Items>
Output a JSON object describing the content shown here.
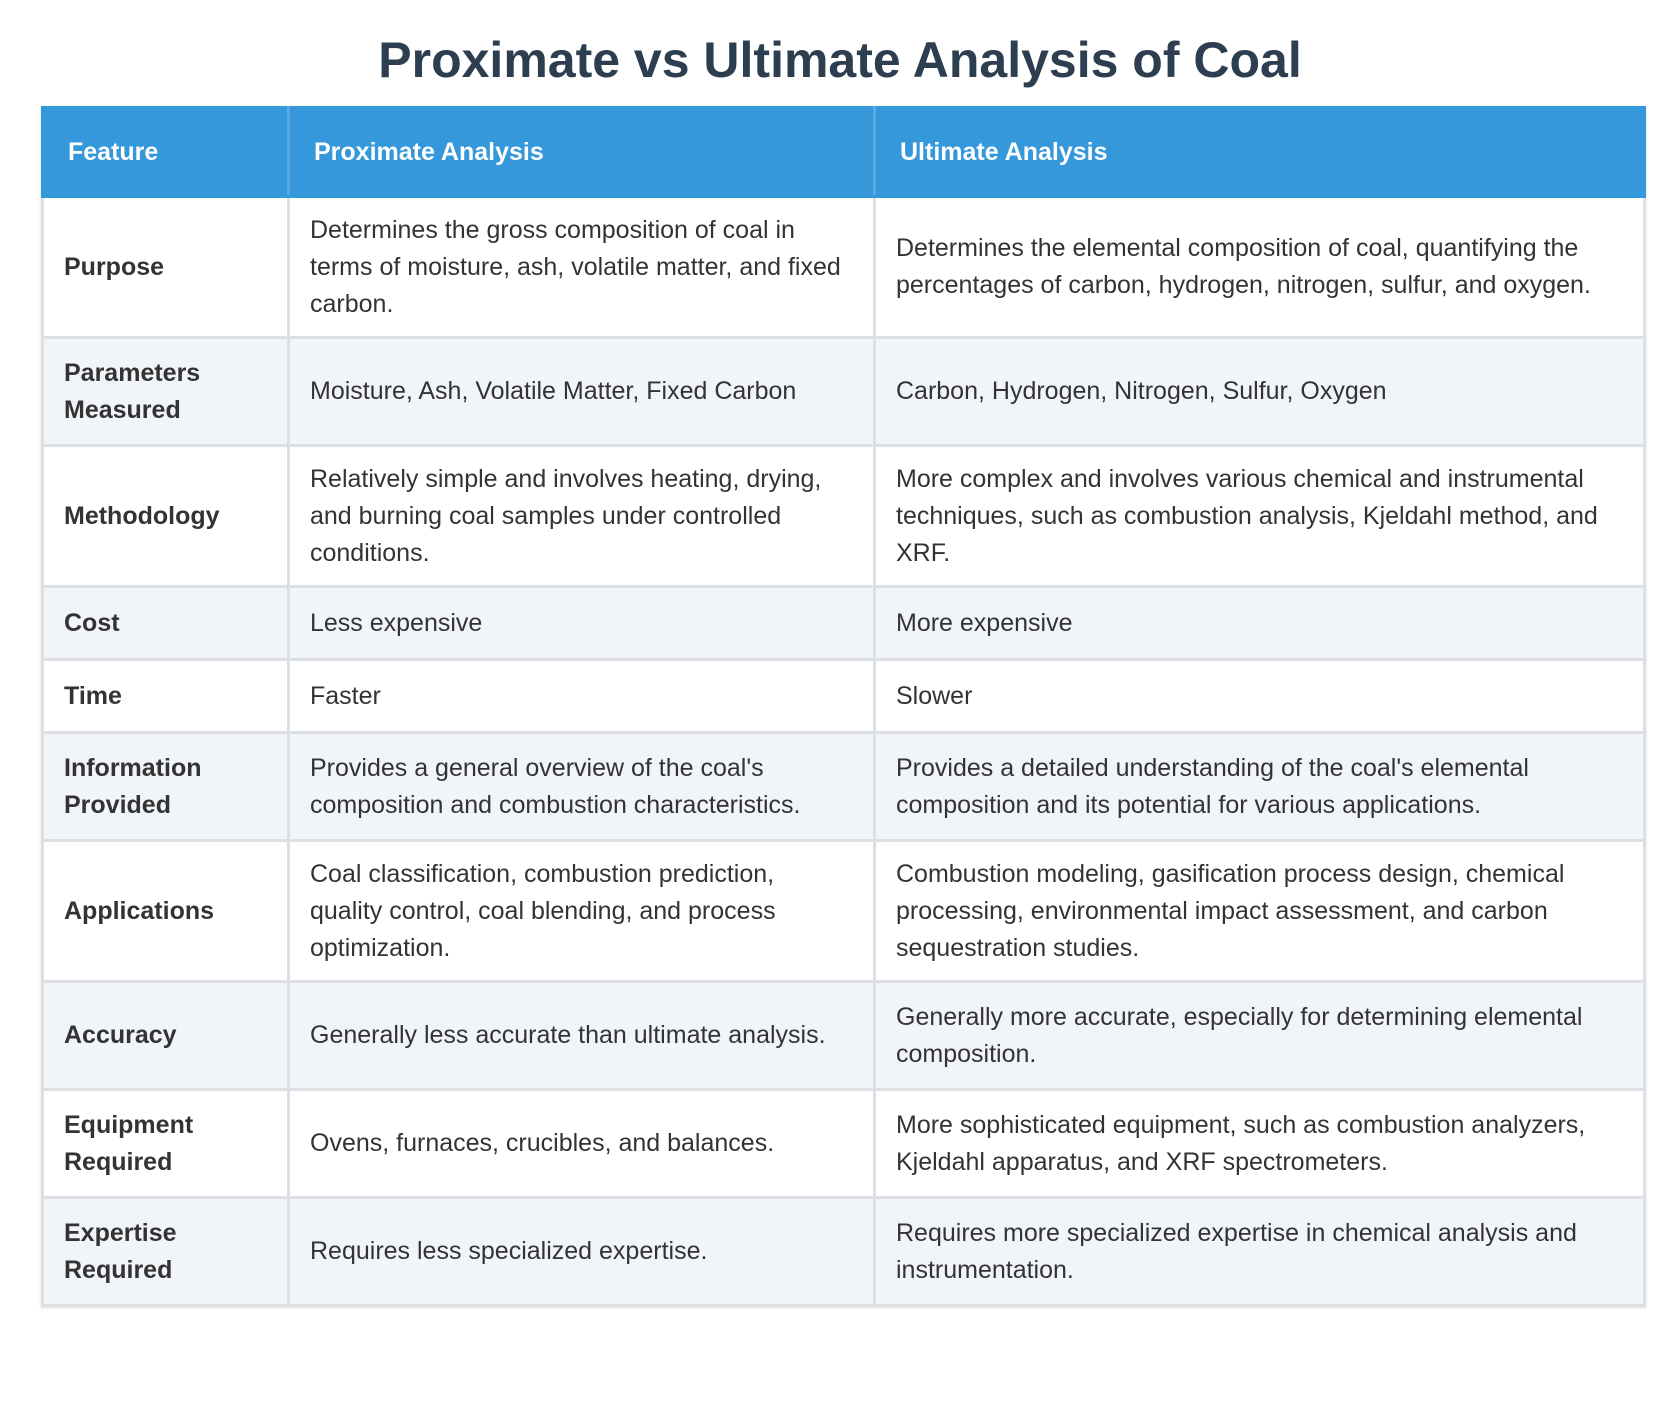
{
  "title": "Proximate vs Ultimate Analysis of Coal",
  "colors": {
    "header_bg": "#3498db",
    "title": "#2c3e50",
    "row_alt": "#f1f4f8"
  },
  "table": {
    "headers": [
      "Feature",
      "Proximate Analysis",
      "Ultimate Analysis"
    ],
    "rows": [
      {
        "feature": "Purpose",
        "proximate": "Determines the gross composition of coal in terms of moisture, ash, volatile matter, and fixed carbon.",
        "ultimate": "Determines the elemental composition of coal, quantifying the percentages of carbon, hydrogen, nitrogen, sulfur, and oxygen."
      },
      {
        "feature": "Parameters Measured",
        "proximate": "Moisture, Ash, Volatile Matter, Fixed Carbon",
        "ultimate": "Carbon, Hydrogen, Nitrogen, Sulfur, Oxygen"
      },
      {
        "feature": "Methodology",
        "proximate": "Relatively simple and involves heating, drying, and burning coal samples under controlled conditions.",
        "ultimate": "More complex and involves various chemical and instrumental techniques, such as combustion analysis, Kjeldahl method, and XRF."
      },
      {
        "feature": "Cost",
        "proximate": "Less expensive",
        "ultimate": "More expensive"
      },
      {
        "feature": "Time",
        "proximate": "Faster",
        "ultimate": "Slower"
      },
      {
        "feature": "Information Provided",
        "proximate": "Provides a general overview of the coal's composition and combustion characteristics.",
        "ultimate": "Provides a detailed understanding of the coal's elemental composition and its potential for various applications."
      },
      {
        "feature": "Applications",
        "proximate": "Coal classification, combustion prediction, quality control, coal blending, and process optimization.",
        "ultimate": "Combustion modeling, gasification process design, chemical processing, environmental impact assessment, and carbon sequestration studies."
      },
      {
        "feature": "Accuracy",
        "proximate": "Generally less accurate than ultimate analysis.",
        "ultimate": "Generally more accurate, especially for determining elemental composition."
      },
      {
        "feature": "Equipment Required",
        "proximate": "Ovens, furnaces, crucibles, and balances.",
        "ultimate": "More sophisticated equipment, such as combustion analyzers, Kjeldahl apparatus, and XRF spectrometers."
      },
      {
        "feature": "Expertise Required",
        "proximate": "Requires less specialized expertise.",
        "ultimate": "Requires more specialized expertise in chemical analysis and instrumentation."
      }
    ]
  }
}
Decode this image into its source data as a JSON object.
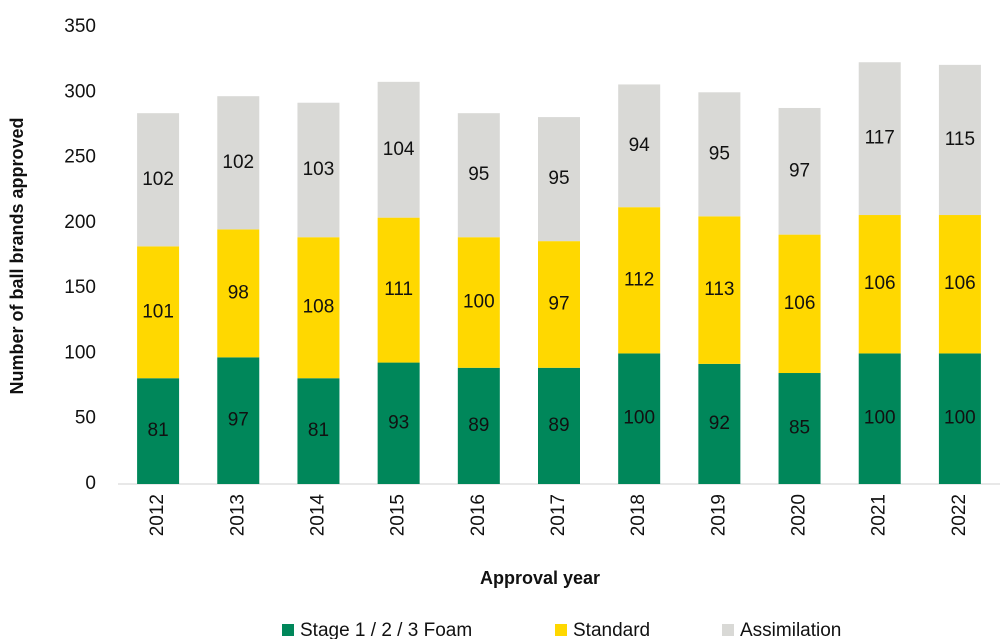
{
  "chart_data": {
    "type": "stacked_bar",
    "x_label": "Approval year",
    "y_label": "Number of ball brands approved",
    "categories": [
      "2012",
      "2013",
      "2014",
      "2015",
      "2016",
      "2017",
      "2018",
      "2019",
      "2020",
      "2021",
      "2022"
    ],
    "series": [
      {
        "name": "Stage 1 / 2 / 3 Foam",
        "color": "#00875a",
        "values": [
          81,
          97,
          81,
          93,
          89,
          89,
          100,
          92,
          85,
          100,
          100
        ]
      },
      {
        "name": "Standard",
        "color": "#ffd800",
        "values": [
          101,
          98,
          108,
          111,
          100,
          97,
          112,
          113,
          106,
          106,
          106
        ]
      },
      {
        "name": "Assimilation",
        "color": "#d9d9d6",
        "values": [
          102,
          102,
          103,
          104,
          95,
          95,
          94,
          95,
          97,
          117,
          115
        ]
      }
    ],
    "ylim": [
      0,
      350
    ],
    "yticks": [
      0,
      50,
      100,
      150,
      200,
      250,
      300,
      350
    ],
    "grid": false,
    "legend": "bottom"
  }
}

Problem> Write out the listing above again, exactly, but with no pictures in the copy.

Complete response>
Output a JSON object describing the content shown here.
{
  "title": "Proximate vs Ultimate Analysis of Coal",
  "colors": {
    "header_bg": "#3498db",
    "title": "#2c3e50",
    "row_alt": "#f1f4f8"
  },
  "table": {
    "headers": [
      "Feature",
      "Proximate Analysis",
      "Ultimate Analysis"
    ],
    "rows": [
      {
        "feature": "Purpose",
        "proximate": "Determines the gross composition of coal in terms of moisture, ash, volatile matter, and fixed carbon.",
        "ultimate": "Determines the elemental composition of coal, quantifying the percentages of carbon, hydrogen, nitrogen, sulfur, and oxygen."
      },
      {
        "feature": "Parameters Measured",
        "proximate": "Moisture, Ash, Volatile Matter, Fixed Carbon",
        "ultimate": "Carbon, Hydrogen, Nitrogen, Sulfur, Oxygen"
      },
      {
        "feature": "Methodology",
        "proximate": "Relatively simple and involves heating, drying, and burning coal samples under controlled conditions.",
        "ultimate": "More complex and involves various chemical and instrumental techniques, such as combustion analysis, Kjeldahl method, and XRF."
      },
      {
        "feature": "Cost",
        "proximate": "Less expensive",
        "ultimate": "More expensive"
      },
      {
        "feature": "Time",
        "proximate": "Faster",
        "ultimate": "Slower"
      },
      {
        "feature": "Information Provided",
        "proximate": "Provides a general overview of the coal's composition and combustion characteristics.",
        "ultimate": "Provides a detailed understanding of the coal's elemental composition and its potential for various applications."
      },
      {
        "feature": "Applications",
        "proximate": "Coal classification, combustion prediction, quality control, coal blending, and process optimization.",
        "ultimate": "Combustion modeling, gasification process design, chemical processing, environmental impact assessment, and carbon sequestration studies."
      },
      {
        "feature": "Accuracy",
        "proximate": "Generally less accurate than ultimate analysis.",
        "ultimate": "Generally more accurate, especially for determining elemental composition."
      },
      {
        "feature": "Equipment Required",
        "proximate": "Ovens, furnaces, crucibles, and balances.",
        "ultimate": "More sophisticated equipment, such as combustion analyzers, Kjeldahl apparatus, and XRF spectrometers."
      },
      {
        "feature": "Expertise Required",
        "proximate": "Requires less specialized expertise.",
        "ultimate": "Requires more specialized expertise in chemical analysis and instrumentation."
      }
    ]
  }
}
Decode this image into its source data as a JSON object.
{
  "chart_data": {
    "type": "stacked_bar",
    "x_label": "Approval year",
    "y_label": "Number of ball brands approved",
    "categories": [
      "2012",
      "2013",
      "2014",
      "2015",
      "2016",
      "2017",
      "2018",
      "2019",
      "2020",
      "2021",
      "2022"
    ],
    "series": [
      {
        "name": "Stage 1 / 2 / 3 Foam",
        "color": "#00875a",
        "values": [
          81,
          97,
          81,
          93,
          89,
          89,
          100,
          92,
          85,
          100,
          100
        ]
      },
      {
        "name": "Standard",
        "color": "#ffd800",
        "values": [
          101,
          98,
          108,
          111,
          100,
          97,
          112,
          113,
          106,
          106,
          106
        ]
      },
      {
        "name": "Assimilation",
        "color": "#d9d9d6",
        "values": [
          102,
          102,
          103,
          104,
          95,
          95,
          94,
          95,
          97,
          117,
          115
        ]
      }
    ],
    "ylim": [
      0,
      350
    ],
    "yticks": [
      0,
      50,
      100,
      150,
      200,
      250,
      300,
      350
    ],
    "grid": false,
    "legend": "bottom"
  }
}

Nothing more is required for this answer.